begin Records supplied

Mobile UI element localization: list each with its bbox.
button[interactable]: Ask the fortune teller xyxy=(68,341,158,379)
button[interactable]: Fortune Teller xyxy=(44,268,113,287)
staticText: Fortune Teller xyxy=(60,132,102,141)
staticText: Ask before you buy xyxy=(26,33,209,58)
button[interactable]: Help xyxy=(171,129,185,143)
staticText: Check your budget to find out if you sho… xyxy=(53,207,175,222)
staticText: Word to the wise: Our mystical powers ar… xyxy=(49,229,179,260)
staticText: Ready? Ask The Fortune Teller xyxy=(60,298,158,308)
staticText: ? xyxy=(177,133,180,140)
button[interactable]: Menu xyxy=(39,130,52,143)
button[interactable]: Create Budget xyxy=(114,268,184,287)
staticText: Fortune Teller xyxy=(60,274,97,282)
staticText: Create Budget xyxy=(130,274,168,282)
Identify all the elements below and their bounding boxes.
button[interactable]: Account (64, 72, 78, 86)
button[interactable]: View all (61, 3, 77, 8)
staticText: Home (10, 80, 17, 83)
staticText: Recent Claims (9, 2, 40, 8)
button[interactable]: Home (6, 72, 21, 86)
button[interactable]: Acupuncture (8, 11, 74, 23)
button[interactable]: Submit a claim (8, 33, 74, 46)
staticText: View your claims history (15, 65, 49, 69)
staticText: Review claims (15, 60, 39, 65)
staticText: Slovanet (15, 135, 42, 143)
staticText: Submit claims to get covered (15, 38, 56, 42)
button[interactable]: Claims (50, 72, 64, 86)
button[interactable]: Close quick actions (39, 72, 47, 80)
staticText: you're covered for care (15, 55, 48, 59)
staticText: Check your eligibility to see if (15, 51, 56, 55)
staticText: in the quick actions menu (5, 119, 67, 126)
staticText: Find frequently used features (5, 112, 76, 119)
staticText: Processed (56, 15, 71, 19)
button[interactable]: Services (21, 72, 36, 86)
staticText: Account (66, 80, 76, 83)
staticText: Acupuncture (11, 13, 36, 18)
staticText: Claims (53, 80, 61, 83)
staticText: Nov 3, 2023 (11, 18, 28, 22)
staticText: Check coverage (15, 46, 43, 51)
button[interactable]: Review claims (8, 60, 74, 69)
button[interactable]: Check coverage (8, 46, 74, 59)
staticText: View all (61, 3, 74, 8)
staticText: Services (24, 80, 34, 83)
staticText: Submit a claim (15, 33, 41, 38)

end Records supplied

Update the records from the start through the line with "staticText: Fortune Teller xyxy=(60,274,97,282)" by replacing "Menu" with "Options", leaving all else unchanged, and give only those lines.

▶ _The output_
Mobile UI element localization: list each with its bbox.
button[interactable]: Ask the fortune teller xyxy=(68,341,158,379)
button[interactable]: Fortune Teller xyxy=(44,268,113,287)
staticText: Fortune Teller xyxy=(60,132,102,141)
staticText: Ask before you buy xyxy=(26,33,209,58)
button[interactable]: Help xyxy=(171,129,185,143)
staticText: Check your budget to find out if you sho… xyxy=(53,207,175,222)
staticText: Word to the wise: Our mystical powers ar… xyxy=(49,229,179,260)
staticText: Ready? Ask The Fortune Teller xyxy=(60,298,158,308)
staticText: ? xyxy=(177,133,180,140)
button[interactable]: Options xyxy=(39,130,52,143)
button[interactable]: Create Budget xyxy=(114,268,184,287)
staticText: Fortune Teller xyxy=(60,274,97,282)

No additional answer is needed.